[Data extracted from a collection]
◆ ◆ ◆ ◆ ◆ ◆ ◆

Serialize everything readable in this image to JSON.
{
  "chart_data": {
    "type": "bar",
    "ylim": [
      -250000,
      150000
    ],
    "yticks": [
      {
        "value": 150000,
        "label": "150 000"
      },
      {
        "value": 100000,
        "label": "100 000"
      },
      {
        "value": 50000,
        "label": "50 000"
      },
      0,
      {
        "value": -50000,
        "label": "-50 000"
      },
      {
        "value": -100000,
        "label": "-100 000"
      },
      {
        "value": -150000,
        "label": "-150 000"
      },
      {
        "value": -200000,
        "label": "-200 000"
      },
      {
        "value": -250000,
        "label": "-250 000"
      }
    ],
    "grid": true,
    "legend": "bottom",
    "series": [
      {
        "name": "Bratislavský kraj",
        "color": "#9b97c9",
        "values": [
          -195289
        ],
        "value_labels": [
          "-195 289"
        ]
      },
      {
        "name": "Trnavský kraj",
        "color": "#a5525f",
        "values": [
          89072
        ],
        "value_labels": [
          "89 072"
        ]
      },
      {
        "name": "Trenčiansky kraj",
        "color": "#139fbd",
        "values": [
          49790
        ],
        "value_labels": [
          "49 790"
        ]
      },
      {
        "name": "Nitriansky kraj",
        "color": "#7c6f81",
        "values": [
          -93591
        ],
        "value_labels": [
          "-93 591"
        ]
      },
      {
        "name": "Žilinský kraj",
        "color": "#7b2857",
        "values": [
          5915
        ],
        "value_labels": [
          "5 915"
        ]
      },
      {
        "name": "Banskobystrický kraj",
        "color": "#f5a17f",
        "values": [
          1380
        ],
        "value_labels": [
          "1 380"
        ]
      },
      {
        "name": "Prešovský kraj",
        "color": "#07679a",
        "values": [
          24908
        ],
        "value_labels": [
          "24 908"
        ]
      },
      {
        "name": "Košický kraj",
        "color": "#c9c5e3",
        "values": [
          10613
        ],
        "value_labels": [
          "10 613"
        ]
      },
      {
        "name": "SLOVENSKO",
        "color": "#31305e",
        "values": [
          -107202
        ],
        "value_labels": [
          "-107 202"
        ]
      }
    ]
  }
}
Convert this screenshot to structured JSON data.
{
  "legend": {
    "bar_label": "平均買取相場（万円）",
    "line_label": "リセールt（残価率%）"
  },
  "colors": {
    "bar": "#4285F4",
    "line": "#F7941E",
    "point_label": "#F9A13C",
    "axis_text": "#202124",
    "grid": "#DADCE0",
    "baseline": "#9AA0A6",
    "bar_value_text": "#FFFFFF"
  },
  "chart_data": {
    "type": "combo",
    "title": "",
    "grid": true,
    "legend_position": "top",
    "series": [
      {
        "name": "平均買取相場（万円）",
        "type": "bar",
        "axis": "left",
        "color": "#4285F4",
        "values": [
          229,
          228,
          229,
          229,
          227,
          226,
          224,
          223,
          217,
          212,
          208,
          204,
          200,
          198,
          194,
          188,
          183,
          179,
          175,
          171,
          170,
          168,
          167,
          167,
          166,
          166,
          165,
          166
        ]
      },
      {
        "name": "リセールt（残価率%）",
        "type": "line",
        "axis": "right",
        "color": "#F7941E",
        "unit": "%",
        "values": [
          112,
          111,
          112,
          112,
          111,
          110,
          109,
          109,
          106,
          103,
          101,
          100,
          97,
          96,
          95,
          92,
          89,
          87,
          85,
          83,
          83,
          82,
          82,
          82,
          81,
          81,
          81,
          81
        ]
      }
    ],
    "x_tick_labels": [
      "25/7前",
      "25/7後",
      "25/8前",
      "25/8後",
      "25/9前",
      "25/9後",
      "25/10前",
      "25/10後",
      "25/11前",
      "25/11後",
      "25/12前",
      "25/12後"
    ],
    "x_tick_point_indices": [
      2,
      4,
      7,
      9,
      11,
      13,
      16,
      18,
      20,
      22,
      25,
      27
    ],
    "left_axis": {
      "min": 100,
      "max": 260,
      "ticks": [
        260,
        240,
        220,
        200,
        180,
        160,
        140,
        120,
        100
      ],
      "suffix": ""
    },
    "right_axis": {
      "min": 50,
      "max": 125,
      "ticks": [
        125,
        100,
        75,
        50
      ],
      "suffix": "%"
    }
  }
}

◆ ◆ ◆ ◆ ◆ ◆ ◆

Count the lines that hold the string "this" and state that number alone.

2